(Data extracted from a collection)
• • • • •

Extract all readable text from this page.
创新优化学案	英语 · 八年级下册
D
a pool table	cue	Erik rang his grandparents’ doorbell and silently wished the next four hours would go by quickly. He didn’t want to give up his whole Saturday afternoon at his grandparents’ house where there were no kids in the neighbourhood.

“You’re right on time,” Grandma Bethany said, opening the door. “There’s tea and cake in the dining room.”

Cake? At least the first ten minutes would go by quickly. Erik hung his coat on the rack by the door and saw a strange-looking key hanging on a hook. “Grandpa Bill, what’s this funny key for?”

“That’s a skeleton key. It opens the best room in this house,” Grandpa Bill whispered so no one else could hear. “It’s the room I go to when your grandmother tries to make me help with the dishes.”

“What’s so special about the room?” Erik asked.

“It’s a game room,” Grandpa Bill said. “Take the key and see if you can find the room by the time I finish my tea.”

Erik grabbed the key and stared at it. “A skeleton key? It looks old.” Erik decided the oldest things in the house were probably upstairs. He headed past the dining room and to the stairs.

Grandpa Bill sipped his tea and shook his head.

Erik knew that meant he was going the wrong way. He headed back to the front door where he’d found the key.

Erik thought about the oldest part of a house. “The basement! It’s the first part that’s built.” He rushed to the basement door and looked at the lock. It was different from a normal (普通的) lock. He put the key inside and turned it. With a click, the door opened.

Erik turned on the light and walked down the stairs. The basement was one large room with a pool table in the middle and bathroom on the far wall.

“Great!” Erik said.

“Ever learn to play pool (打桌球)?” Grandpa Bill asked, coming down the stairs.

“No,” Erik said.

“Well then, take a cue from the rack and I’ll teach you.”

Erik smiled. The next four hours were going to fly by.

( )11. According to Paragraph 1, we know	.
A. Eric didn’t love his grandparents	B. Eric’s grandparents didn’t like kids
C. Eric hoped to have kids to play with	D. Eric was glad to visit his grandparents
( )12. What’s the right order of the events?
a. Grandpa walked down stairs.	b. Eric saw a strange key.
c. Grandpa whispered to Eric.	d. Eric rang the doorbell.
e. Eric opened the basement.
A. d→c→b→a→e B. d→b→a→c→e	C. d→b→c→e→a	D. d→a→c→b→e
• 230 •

• • • • •

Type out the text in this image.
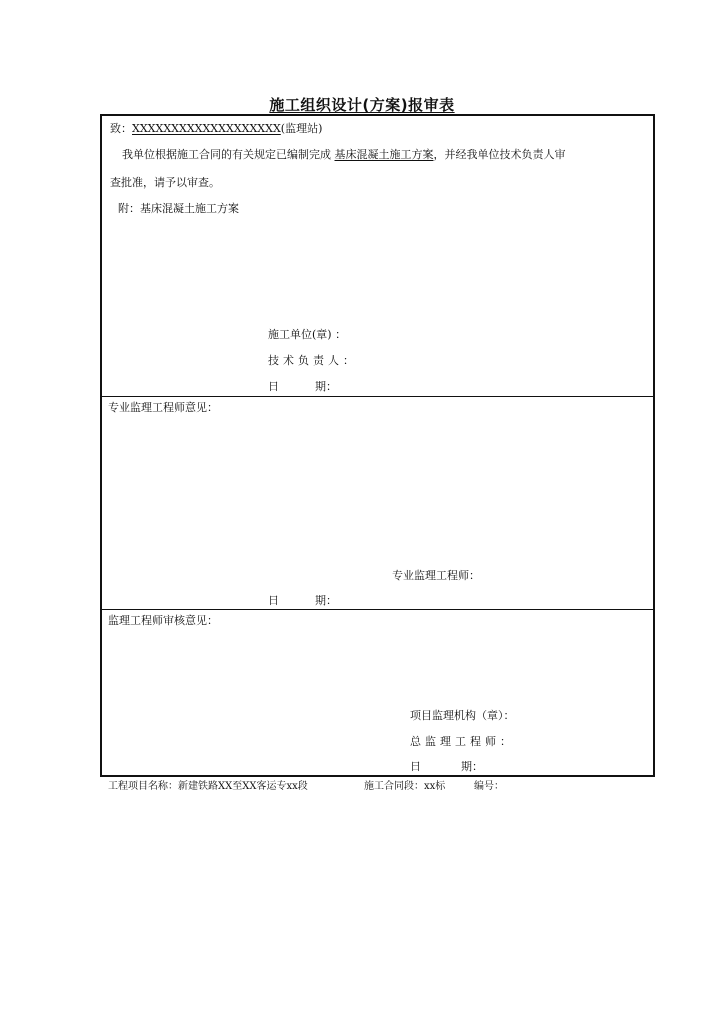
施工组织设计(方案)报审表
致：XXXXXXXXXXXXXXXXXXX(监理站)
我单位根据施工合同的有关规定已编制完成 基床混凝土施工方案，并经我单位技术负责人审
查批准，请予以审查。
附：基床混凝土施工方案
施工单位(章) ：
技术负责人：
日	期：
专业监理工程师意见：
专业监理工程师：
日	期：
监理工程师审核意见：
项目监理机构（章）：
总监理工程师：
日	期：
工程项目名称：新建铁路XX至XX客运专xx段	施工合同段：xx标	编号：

• • • • •

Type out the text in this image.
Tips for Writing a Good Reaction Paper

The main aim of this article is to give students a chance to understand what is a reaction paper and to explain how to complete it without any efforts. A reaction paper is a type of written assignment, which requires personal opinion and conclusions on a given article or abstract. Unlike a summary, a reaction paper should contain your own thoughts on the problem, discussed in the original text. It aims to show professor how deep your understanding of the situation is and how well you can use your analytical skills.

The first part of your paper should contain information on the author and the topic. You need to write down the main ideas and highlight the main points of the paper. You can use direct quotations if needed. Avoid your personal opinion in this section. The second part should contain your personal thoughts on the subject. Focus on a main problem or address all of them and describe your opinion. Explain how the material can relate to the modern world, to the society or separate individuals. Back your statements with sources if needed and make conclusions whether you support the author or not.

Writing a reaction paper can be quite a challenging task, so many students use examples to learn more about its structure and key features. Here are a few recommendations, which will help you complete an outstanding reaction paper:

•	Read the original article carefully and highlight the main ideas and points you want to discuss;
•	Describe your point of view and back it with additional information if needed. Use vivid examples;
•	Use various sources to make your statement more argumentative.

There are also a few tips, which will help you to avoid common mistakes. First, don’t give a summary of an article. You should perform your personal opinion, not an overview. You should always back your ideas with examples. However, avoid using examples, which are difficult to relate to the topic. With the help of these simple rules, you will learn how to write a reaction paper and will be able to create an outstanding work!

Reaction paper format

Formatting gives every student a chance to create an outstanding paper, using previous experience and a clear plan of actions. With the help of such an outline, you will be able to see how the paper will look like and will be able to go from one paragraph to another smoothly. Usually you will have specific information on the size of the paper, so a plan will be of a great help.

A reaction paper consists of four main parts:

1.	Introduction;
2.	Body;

• • • • •

* TASK DIRECTIONS:
Locate the word "want" in the entries, and copy every line where it is found.

* WRITTEN SOLUTION:
a pool table	cue	Erik rang his grandparents’ doorbell and silently wished the next four hours would go by quickly. He didn’t want to give up his whole Saturday afternoon at his grandparents’ house where there were no kids in the neighbourhood.
•	Read the original article carefully and highlight the main ideas and points you want to discuss;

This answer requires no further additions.